## GIVEN REQUEST
Collect every line of the records below that contains the word "screenshot".

Figure collection entries

—————

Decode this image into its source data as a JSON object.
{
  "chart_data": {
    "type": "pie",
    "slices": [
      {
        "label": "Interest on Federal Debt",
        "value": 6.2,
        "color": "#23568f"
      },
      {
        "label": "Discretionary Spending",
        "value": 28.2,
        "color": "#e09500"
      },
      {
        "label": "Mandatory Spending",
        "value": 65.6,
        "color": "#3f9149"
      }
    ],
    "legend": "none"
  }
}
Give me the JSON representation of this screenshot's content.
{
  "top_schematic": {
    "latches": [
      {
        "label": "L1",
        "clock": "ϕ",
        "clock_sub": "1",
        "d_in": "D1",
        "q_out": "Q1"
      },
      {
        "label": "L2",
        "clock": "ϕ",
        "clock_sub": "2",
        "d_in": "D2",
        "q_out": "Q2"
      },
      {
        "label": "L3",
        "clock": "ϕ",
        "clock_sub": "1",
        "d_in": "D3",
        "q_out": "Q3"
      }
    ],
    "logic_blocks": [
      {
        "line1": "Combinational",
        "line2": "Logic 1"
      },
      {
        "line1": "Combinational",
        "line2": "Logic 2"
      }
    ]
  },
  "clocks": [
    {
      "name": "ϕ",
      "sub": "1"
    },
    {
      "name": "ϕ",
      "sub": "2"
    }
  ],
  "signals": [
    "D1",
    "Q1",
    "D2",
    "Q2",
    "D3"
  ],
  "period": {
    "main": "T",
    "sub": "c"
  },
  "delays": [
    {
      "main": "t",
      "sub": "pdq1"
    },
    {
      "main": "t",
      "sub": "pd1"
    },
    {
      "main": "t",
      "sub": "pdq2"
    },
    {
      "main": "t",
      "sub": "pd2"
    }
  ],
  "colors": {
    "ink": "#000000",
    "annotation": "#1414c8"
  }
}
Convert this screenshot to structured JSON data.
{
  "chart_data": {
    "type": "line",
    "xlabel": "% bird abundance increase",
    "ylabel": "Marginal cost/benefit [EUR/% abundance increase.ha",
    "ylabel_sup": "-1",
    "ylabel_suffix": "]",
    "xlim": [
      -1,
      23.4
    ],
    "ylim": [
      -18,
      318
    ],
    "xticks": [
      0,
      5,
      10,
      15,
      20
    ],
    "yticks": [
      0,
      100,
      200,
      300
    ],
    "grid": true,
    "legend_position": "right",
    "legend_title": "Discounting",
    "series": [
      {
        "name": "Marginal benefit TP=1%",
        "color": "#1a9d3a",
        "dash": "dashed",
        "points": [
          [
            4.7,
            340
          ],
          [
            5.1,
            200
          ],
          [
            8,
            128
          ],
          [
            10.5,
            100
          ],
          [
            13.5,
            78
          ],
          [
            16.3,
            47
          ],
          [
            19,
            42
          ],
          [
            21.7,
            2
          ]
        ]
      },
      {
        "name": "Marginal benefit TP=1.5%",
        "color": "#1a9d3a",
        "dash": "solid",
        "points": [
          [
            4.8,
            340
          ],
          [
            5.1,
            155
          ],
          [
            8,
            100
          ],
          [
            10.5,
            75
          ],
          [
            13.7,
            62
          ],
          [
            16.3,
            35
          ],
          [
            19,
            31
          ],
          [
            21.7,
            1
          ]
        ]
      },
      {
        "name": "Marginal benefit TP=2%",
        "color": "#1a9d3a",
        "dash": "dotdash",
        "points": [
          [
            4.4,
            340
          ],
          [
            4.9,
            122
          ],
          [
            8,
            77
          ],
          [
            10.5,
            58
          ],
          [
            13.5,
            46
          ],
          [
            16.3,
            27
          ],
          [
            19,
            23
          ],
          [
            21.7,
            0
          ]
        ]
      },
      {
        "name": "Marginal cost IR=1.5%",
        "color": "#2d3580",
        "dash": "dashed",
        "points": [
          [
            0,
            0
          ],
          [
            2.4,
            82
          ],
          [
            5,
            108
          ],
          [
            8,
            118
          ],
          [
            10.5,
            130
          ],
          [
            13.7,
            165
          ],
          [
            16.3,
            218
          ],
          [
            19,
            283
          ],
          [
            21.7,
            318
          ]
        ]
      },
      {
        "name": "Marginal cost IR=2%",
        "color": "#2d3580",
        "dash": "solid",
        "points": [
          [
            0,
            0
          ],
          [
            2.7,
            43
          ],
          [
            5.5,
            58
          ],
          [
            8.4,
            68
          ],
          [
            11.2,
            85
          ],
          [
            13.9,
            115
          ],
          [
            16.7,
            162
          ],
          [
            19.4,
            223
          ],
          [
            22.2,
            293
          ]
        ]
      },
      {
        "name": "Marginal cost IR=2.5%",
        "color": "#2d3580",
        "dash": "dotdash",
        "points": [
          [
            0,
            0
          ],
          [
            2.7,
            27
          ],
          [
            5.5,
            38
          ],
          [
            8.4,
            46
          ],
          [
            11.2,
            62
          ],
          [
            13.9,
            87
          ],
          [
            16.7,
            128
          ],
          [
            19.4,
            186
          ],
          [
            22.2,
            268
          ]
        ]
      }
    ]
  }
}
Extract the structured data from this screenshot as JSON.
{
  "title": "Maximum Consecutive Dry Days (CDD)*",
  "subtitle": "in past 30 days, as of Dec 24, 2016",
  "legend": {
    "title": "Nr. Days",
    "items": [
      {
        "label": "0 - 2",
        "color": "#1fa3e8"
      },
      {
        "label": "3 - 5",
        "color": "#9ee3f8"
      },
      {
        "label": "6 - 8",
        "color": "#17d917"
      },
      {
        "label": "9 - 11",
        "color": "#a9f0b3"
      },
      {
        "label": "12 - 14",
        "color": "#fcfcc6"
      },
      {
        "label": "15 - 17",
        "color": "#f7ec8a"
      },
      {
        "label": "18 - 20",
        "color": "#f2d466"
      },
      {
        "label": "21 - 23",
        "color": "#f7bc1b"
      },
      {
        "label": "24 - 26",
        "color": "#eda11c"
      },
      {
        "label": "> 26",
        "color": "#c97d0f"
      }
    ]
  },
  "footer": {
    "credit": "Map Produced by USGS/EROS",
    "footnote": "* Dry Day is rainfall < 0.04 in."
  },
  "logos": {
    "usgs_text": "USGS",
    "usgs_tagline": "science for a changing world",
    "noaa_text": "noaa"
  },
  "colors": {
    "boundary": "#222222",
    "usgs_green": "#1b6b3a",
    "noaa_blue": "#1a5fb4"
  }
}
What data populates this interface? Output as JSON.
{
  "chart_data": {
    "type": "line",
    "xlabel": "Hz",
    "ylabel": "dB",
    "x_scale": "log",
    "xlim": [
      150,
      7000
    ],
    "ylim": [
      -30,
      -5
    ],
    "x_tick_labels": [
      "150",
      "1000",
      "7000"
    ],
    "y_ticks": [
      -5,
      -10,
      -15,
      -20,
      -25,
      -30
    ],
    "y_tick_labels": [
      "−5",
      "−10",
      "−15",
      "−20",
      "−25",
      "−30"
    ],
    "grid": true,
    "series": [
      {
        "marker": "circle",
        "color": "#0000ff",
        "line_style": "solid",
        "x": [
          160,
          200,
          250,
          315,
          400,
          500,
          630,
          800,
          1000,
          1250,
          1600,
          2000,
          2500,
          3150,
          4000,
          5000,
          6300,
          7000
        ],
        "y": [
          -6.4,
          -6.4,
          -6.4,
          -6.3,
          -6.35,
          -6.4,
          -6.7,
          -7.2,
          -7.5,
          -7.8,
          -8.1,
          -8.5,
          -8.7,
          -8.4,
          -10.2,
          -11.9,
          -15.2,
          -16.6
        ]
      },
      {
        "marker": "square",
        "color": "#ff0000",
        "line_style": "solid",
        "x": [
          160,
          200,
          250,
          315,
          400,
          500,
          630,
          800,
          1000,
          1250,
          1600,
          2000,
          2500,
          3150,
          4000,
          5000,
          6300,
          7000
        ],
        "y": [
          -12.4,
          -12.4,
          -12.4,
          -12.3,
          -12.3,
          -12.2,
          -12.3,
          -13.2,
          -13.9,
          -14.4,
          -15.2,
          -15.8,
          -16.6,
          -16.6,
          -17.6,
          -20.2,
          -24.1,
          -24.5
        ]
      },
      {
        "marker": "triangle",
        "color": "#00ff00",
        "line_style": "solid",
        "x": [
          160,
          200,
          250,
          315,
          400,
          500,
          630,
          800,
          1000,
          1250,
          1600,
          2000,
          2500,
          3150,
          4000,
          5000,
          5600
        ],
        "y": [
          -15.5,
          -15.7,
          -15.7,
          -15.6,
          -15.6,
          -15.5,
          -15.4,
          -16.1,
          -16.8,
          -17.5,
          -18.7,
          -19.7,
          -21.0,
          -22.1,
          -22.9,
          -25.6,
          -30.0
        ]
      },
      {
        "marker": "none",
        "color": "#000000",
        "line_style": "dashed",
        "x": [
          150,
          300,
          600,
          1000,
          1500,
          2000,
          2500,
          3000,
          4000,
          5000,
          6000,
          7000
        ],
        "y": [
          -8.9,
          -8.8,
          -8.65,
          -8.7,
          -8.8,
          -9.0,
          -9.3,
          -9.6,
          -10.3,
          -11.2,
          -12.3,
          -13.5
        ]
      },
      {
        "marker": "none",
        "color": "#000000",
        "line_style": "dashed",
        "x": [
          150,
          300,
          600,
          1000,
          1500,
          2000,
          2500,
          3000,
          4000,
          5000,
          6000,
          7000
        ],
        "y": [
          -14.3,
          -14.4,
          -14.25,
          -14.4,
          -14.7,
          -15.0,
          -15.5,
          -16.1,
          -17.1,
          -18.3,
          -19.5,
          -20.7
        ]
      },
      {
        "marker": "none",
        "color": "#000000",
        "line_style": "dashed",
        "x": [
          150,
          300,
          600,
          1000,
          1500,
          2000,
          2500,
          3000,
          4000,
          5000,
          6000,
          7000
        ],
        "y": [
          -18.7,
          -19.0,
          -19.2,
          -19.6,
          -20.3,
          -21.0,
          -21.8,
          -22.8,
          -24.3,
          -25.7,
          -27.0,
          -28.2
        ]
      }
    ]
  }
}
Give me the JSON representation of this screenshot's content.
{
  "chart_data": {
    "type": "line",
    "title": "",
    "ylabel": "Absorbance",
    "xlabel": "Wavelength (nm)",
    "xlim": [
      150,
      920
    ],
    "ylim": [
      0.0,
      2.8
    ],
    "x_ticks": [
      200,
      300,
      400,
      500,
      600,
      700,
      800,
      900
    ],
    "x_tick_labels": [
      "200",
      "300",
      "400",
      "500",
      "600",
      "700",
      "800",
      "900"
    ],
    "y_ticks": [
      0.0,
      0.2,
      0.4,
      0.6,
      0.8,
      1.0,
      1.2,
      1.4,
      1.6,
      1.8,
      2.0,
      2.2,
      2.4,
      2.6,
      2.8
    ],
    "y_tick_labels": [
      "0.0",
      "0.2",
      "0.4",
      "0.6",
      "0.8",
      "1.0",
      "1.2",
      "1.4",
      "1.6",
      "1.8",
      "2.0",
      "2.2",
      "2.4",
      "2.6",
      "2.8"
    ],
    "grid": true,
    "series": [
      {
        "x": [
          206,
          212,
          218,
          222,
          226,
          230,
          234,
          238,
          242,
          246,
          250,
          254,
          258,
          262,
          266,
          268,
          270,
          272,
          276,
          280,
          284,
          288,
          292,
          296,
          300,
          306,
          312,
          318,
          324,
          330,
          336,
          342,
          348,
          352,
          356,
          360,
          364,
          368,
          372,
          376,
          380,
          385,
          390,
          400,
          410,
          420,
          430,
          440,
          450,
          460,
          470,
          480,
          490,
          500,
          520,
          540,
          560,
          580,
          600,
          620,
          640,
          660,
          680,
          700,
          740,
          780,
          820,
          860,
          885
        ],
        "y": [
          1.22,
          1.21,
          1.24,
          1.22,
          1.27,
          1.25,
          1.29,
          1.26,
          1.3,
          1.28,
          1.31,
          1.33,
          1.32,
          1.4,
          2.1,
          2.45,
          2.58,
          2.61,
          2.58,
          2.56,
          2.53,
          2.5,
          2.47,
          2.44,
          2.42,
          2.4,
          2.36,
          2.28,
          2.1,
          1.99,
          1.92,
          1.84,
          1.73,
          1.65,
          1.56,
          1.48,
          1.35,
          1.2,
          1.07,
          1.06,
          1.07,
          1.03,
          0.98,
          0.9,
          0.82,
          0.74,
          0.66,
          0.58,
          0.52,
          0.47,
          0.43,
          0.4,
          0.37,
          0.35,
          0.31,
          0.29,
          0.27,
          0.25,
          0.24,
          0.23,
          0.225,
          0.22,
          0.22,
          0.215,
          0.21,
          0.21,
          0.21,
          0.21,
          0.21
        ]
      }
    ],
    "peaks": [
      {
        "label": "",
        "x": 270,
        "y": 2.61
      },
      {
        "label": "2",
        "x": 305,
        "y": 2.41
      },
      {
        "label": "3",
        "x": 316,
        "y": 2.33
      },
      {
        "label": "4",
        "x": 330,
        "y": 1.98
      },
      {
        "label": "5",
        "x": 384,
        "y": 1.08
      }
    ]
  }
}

—————

## RESPONSE TO THE EXERCISE
Give me the JSON representation of this screenshot's content.
Convert this screenshot to structured JSON data.
Extract the structured data from this screenshot as JSON.
Give me the JSON representation of this screenshot's content.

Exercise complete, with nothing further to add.